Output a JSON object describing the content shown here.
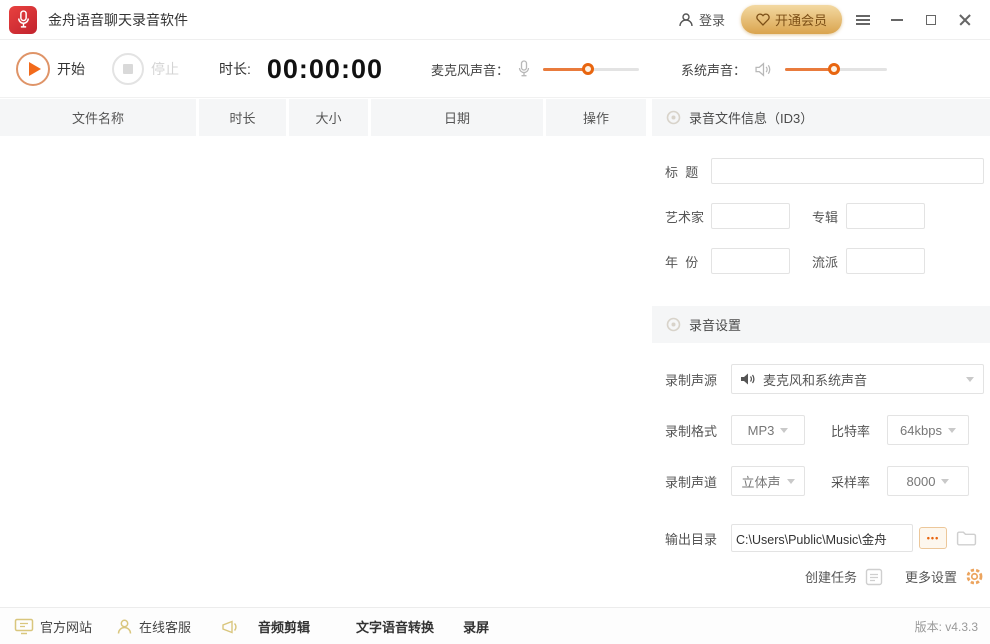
{
  "titlebar": {
    "app_title": "金舟语音聊天录音软件",
    "login_label": "登录",
    "vip_label": "开通会员"
  },
  "toolbar": {
    "start_label": "开始",
    "stop_label": "停止",
    "duration_label": "时长:",
    "duration_value": "00:00:00",
    "mic_volume_label": "麦克风声音：",
    "system_volume_label": "系统声音：",
    "mic_fill": "47%",
    "sys_fill": "48%"
  },
  "table": {
    "headers": [
      "文件名称",
      "时长",
      "大小",
      "日期",
      "操作"
    ]
  },
  "id3_panel": {
    "title": "录音文件信息（ID3）",
    "title_label": "标  题",
    "artist_label": "艺术家",
    "album_label": "专辑",
    "year_label": "年  份",
    "genre_label": "流派"
  },
  "settings_panel": {
    "title": "录音设置",
    "source_label": "录制声源",
    "source_value": "麦克风和系统声音",
    "format_label": "录制格式",
    "format_value": "MP3",
    "bitrate_label": "比特率",
    "bitrate_value": "64kbps",
    "channel_label": "录制声道",
    "channel_value": "立体声",
    "samplerate_label": "采样率",
    "samplerate_value": "8000",
    "output_label": "输出目录",
    "output_value": "C:\\Users\\Public\\Music\\金舟",
    "browse_label": "•••",
    "create_task_label": "创建任务",
    "more_settings_label": "更多设置"
  },
  "footer": {
    "website_label": "官方网站",
    "support_label": "在线客服",
    "audio_edit_label": "音频剪辑",
    "tts_label": "文字语音转换",
    "screen_record_label": "录屏",
    "version_label": "版本: v4.3.3"
  },
  "colors": {
    "accent_orange": "#f26a1b",
    "vip_gold": "#daa44e",
    "logo_red": "#c2232e",
    "header_gray": "#f5f6f7"
  }
}
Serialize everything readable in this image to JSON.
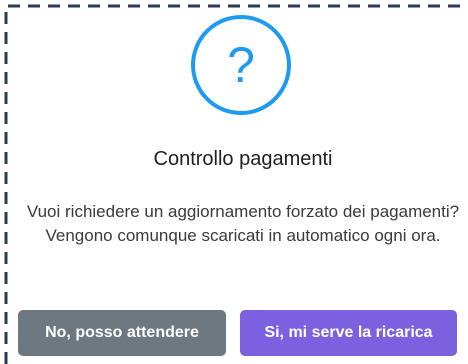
{
  "dialog": {
    "icon": "question-circle-icon",
    "title": "Controllo pagamenti",
    "message": "Vuoi richiedere un aggiornamento forzato dei pagamenti? Vengono comunque scaricati in automatico ogni ora.",
    "buttons": {
      "cancel_label": "No, posso attendere",
      "confirm_label": "Si, mi serve la ricarica"
    }
  },
  "colors": {
    "icon": "#1e9bf0",
    "cancel_button": "#6e7881",
    "confirm_button": "#7b61e0",
    "border": "#2b3b4f"
  }
}
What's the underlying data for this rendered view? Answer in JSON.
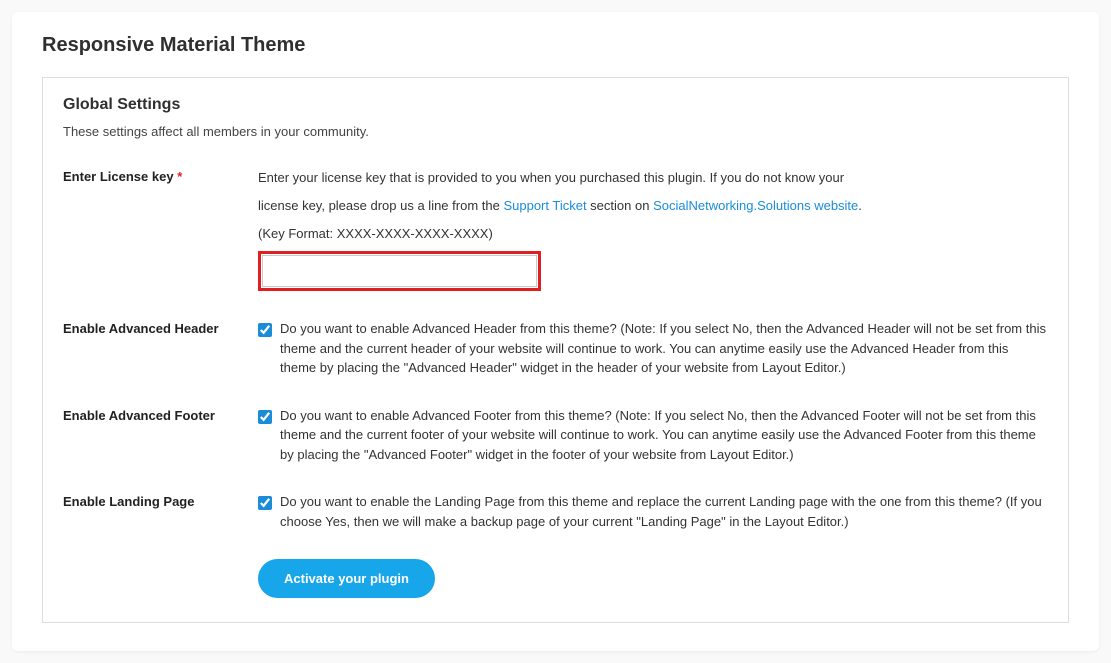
{
  "page_title": "Responsive Material Theme",
  "section": {
    "title": "Global Settings",
    "subtitle": "These settings affect all members in your community."
  },
  "license": {
    "label": "Enter License key",
    "required_mark": "*",
    "help_pre": "Enter your license key that is provided to you when you purchased this plugin. If you do not know your",
    "help_line2a": "license key, please drop us a line from the ",
    "help_link1": "Support Ticket",
    "help_line2b": " section on ",
    "help_link2": "SocialNetworking.Solutions website",
    "help_line2c": ".",
    "format": "(Key Format: XXXX-XXXX-XXXX-XXXX)",
    "value": ""
  },
  "adv_header": {
    "label": "Enable Advanced Header",
    "checked": true,
    "text": "Do you want to enable Advanced Header from this theme? (Note: If you select No, then the Advanced Header will not be set from this theme and the current header of your website will continue to work. You can anytime easily use the Advanced Header from this theme by placing the \"Advanced Header\" widget in the header of your website from Layout Editor.)"
  },
  "adv_footer": {
    "label": "Enable Advanced Footer",
    "checked": true,
    "text": "Do you want to enable Advanced Footer from this theme? (Note: If you select No, then the Advanced Footer will not be set from this theme and the current footer of your website will continue to work. You can anytime easily use the Advanced Footer from this theme by placing the \"Advanced Footer\" widget in the footer of your website from Layout Editor.)"
  },
  "landing": {
    "label": "Enable Landing Page",
    "checked": true,
    "text": "Do you want to enable the Landing Page from this theme and replace the current Landing page with the one from this theme? (If you choose Yes, then we will make a backup page of your current \"Landing Page\" in the Layout Editor.)"
  },
  "button": {
    "label": "Activate your plugin"
  }
}
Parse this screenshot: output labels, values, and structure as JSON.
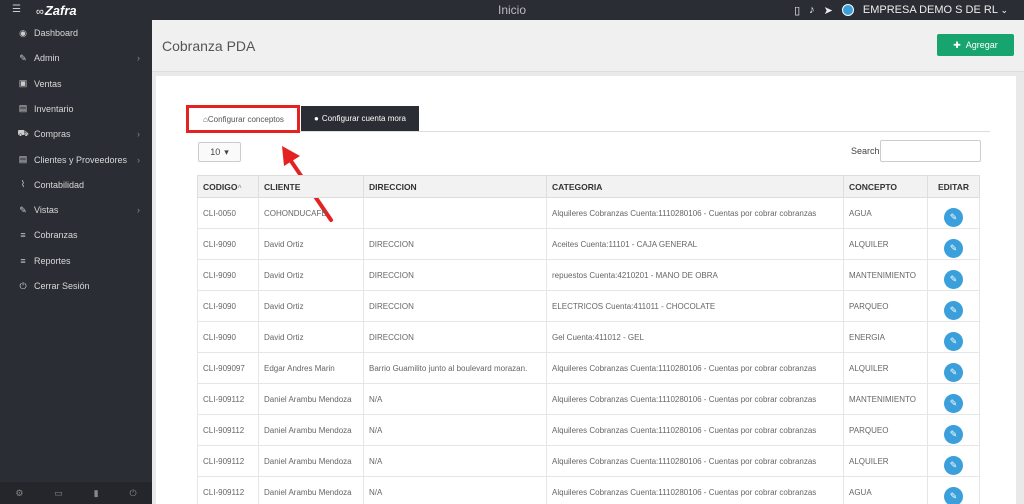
{
  "topbar": {
    "logo": "Zafra",
    "title": "Inicio",
    "company": "EMPRESA DEMO S DE RL"
  },
  "sidebar": {
    "items": [
      {
        "label": "Dashboard",
        "icon": "dashboard-icon",
        "has_children": false
      },
      {
        "label": "Admin",
        "icon": "wrench-icon",
        "has_children": true
      },
      {
        "label": "Ventas",
        "icon": "money-icon",
        "has_children": false
      },
      {
        "label": "Inventario",
        "icon": "book-icon",
        "has_children": false
      },
      {
        "label": "Compras",
        "icon": "cart-icon",
        "has_children": true
      },
      {
        "label": "Clientes y Proveedores",
        "icon": "book-icon",
        "has_children": true
      },
      {
        "label": "Contabilidad",
        "icon": "paperclip-icon",
        "has_children": false
      },
      {
        "label": "Vistas",
        "icon": "edit-icon",
        "has_children": true
      },
      {
        "label": "Cobranzas",
        "icon": "list-icon",
        "has_children": false
      },
      {
        "label": "Reportes",
        "icon": "list-icon",
        "has_children": false
      },
      {
        "label": "Cerrar Sesión",
        "icon": "power-icon",
        "has_children": false
      }
    ]
  },
  "page": {
    "title": "Cobranza PDA",
    "add_label": "Agregar"
  },
  "tabs": [
    {
      "label": "Configurar conceptos",
      "active": true
    },
    {
      "label": "Configurar cuenta mora",
      "active": false
    }
  ],
  "table_controls": {
    "page_size": "10",
    "search_label": "Search:",
    "search_value": ""
  },
  "table": {
    "headers": [
      "CODIGO",
      "CLIENTE",
      "DIRECCION",
      "CATEGORIA",
      "CONCEPTO",
      "EDITAR"
    ],
    "rows": [
      [
        "CLI-0050",
        "COHONDUCAFE",
        "",
        "Alquileres Cobranzas Cuenta:1110280106 - Cuentas por cobrar cobranzas",
        "AGUA"
      ],
      [
        "CLI-9090",
        "David Ortiz",
        "DIRECCION",
        "Aceites Cuenta:11101 - CAJA GENERAL",
        "ALQUILER"
      ],
      [
        "CLI-9090",
        "David Ortiz",
        "DIRECCION",
        "repuestos Cuenta:4210201 - MANO DE OBRA",
        "MANTENIMIENTO"
      ],
      [
        "CLI-9090",
        "David Ortiz",
        "DIRECCION",
        "ELECTRICOS Cuenta:411011 - CHOCOLATE",
        "PARQUEO"
      ],
      [
        "CLI-9090",
        "David Ortiz",
        "DIRECCION",
        "Gel Cuenta:411012 - GEL",
        "ENERGIA"
      ],
      [
        "CLI-909097",
        "Edgar Andres Marin",
        "Barrio Guamilito junto al boulevard morazan.",
        "Alquileres Cobranzas Cuenta:1110280106 - Cuentas por cobrar cobranzas",
        "ALQUILER"
      ],
      [
        "CLI-909112",
        "Daniel Arambu Mendoza",
        "N/A",
        "Alquileres Cobranzas Cuenta:1110280106 - Cuentas por cobrar cobranzas",
        "MANTENIMIENTO"
      ],
      [
        "CLI-909112",
        "Daniel Arambu Mendoza",
        "N/A",
        "Alquileres Cobranzas Cuenta:1110280106 - Cuentas por cobrar cobranzas",
        "PARQUEO"
      ],
      [
        "CLI-909112",
        "Daniel Arambu Mendoza",
        "N/A",
        "Alquileres Cobranzas Cuenta:1110280106 - Cuentas por cobrar cobranzas",
        "ALQUILER"
      ],
      [
        "CLI-909112",
        "Daniel Arambu Mendoza",
        "N/A",
        "Alquileres Cobranzas Cuenta:1110280106 - Cuentas por cobrar cobranzas",
        "AGUA"
      ]
    ]
  },
  "colors": {
    "sidebar_bg": "#2a2d33",
    "add_button": "#18a46f",
    "edit_button": "#3a9fda",
    "annotation": "#e52222"
  }
}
==========
▸ **Exercise details**: Every record above should be written out again without change, except that the pictures are left out.

▸ **Solution for this problem**:
Output a JSON object describing the content shown here.
{
  "titlebar": {
    "app_title": "金舟语音聊天录音软件",
    "login_label": "登录",
    "vip_label": "开通会员"
  },
  "toolbar": {
    "start_label": "开始",
    "stop_label": "停止",
    "duration_label": "时长:",
    "duration_value": "00:00:00",
    "mic_volume_label": "麦克风声音：",
    "system_volume_label": "系统声音：",
    "mic_fill": "47%",
    "sys_fill": "48%"
  },
  "table": {
    "headers": [
      "文件名称",
      "时长",
      "大小",
      "日期",
      "操作"
    ]
  },
  "id3_panel": {
    "title": "录音文件信息（ID3）",
    "title_label": "标  题",
    "artist_label": "艺术家",
    "album_label": "专辑",
    "year_label": "年  份",
    "genre_label": "流派"
  },
  "settings_panel": {
    "title": "录音设置",
    "source_label": "录制声源",
    "source_value": "麦克风和系统声音",
    "format_label": "录制格式",
    "format_value": "MP3",
    "bitrate_label": "比特率",
    "bitrate_value": "64kbps",
    "channel_label": "录制声道",
    "channel_value": "立体声",
    "samplerate_label": "采样率",
    "samplerate_value": "8000",
    "output_label": "输出目录",
    "output_value": "C:\\Users\\Public\\Music\\金舟",
    "browse_label": "•••",
    "create_task_label": "创建任务",
    "more_settings_label": "更多设置"
  },
  "footer": {
    "website_label": "官方网站",
    "support_label": "在线客服",
    "audio_edit_label": "音频剪辑",
    "tts_label": "文字语音转换",
    "screen_record_label": "录屏",
    "version_label": "版本: v4.3.3"
  },
  "colors": {
    "accent_orange": "#f26a1b",
    "vip_gold": "#daa44e",
    "logo_red": "#c2232e",
    "header_gray": "#f5f6f7"
  }
}
Serialize everything readable in this image to JSON.
{
  "dialog": {
    "icon": "question-circle-icon",
    "title": "Controllo pagamenti",
    "message": "Vuoi richiedere un aggiornamento forzato dei pagamenti? Vengono comunque scaricati in automatico ogni ora.",
    "buttons": {
      "cancel_label": "No, posso attendere",
      "confirm_label": "Si, mi serve la ricarica"
    }
  },
  "colors": {
    "icon": "#1e9bf0",
    "cancel_button": "#6e7881",
    "confirm_button": "#7b61e0",
    "border": "#2b3b4f"
  }
}
What's the underlying data for this rendered view? Answer in JSON.
{
  "page_title": "Responsive Material Theme",
  "section": {
    "title": "Global Settings",
    "subtitle": "These settings affect all members in your community."
  },
  "license": {
    "label": "Enter License key",
    "required_mark": "*",
    "help_pre": "Enter your license key that is provided to you when you purchased this plugin. If you do not know your",
    "help_line2a": "license key, please drop us a line from the ",
    "help_link1": "Support Ticket",
    "help_line2b": " section on ",
    "help_link2": "SocialNetworking.Solutions website",
    "help_line2c": ".",
    "format": "(Key Format: XXXX-XXXX-XXXX-XXXX)",
    "value": ""
  },
  "adv_header": {
    "label": "Enable Advanced Header",
    "checked": true,
    "text": "Do you want to enable Advanced Header from this theme? (Note: If you select No, then the Advanced Header will not be set from this theme and the current header of your website will continue to work. You can anytime easily use the Advanced Header from this theme by placing the \"Advanced Header\" widget in the header of your website from Layout Editor.)"
  },
  "adv_footer": {
    "label": "Enable Advanced Footer",
    "checked": true,
    "text": "Do you want to enable Advanced Footer from this theme? (Note: If you select No, then the Advanced Footer will not be set from this theme and the current footer of your website will continue to work. You can anytime easily use the Advanced Footer from this theme by placing the \"Advanced Footer\" widget in the footer of your website from Layout Editor.)"
  },
  "landing": {
    "label": "Enable Landing Page",
    "checked": true,
    "text": "Do you want to enable the Landing Page from this theme and replace the current Landing page with the one from this theme? (If you choose Yes, then we will make a backup page of your current \"Landing Page\" in the Layout Editor.)"
  },
  "button": {
    "label": "Activate your plugin"
  }
}
Parse this screenshot: output labels, values, and structure as JSON.
{
  "topbar": {
    "logo": "Zafra",
    "title": "Inicio",
    "company": "EMPRESA DEMO S DE RL"
  },
  "sidebar": {
    "items": [
      {
        "label": "Dashboard",
        "icon": "dashboard-icon",
        "has_children": false
      },
      {
        "label": "Admin",
        "icon": "wrench-icon",
        "has_children": true
      },
      {
        "label": "Ventas",
        "icon": "money-icon",
        "has_children": false
      },
      {
        "label": "Inventario",
        "icon": "book-icon",
        "has_children": false
      },
      {
        "label": "Compras",
        "icon": "cart-icon",
        "has_children": true
      },
      {
        "label": "Clientes y Proveedores",
        "icon": "book-icon",
        "has_children": true
      },
      {
        "label": "Contabilidad",
        "icon": "paperclip-icon",
        "has_children": false
      },
      {
        "label": "Vistas",
        "icon": "edit-icon",
        "has_children": true
      },
      {
        "label": "Cobranzas",
        "icon": "list-icon",
        "has_children": false
      },
      {
        "label": "Reportes",
        "icon": "list-icon",
        "has_children": false
      },
      {
        "label": "Cerrar Sesión",
        "icon": "power-icon",
        "has_children": false
      }
    ]
  },
  "page": {
    "title": "Cobranza PDA",
    "add_label": "Agregar"
  },
  "tabs": [
    {
      "label": "Configurar conceptos",
      "active": true
    },
    {
      "label": "Configurar cuenta mora",
      "active": false
    }
  ],
  "table_controls": {
    "page_size": "10",
    "search_label": "Search:",
    "search_value": ""
  },
  "table": {
    "headers": [
      "CODIGO",
      "CLIENTE",
      "DIRECCION",
      "CATEGORIA",
      "CONCEPTO",
      "EDITAR"
    ],
    "rows": [
      [
        "CLI-0050",
        "COHONDUCAFE",
        "",
        "Alquileres Cobranzas Cuenta:1110280106 - Cuentas por cobrar cobranzas",
        "AGUA"
      ],
      [
        "CLI-9090",
        "David Ortiz",
        "DIRECCION",
        "Aceites Cuenta:11101 - CAJA GENERAL",
        "ALQUILER"
      ],
      [
        "CLI-9090",
        "David Ortiz",
        "DIRECCION",
        "repuestos Cuenta:4210201 - MANO DE OBRA",
        "MANTENIMIENTO"
      ],
      [
        "CLI-9090",
        "David Ortiz",
        "DIRECCION",
        "ELECTRICOS Cuenta:411011 - CHOCOLATE",
        "PARQUEO"
      ],
      [
        "CLI-9090",
        "David Ortiz",
        "DIRECCION",
        "Gel Cuenta:411012 - GEL",
        "ENERGIA"
      ],
      [
        "CLI-909097",
        "Edgar Andres Marin",
        "Barrio Guamilito junto al boulevard morazan.",
        "Alquileres Cobranzas Cuenta:1110280106 - Cuentas por cobrar cobranzas",
        "ALQUILER"
      ],
      [
        "CLI-909112",
        "Daniel Arambu Mendoza",
        "N/A",
        "Alquileres Cobranzas Cuenta:1110280106 - Cuentas por cobrar cobranzas",
        "MANTENIMIENTO"
      ],
      [
        "CLI-909112",
        "Daniel Arambu Mendoza",
        "N/A",
        "Alquileres Cobranzas Cuenta:1110280106 - Cuentas por cobrar cobranzas",
        "PARQUEO"
      ],
      [
        "CLI-909112",
        "Daniel Arambu Mendoza",
        "N/A",
        "Alquileres Cobranzas Cuenta:1110280106 - Cuentas por cobrar cobranzas",
        "ALQUILER"
      ],
      [
        "CLI-909112",
        "Daniel Arambu Mendoza",
        "N/A",
        "Alquileres Cobranzas Cuenta:1110280106 - Cuentas por cobrar cobranzas",
        "AGUA"
      ]
    ]
  },
  "colors": {
    "sidebar_bg": "#2a2d33",
    "add_button": "#18a46f",
    "edit_button": "#3a9fda",
    "annotation": "#e52222"
  }
}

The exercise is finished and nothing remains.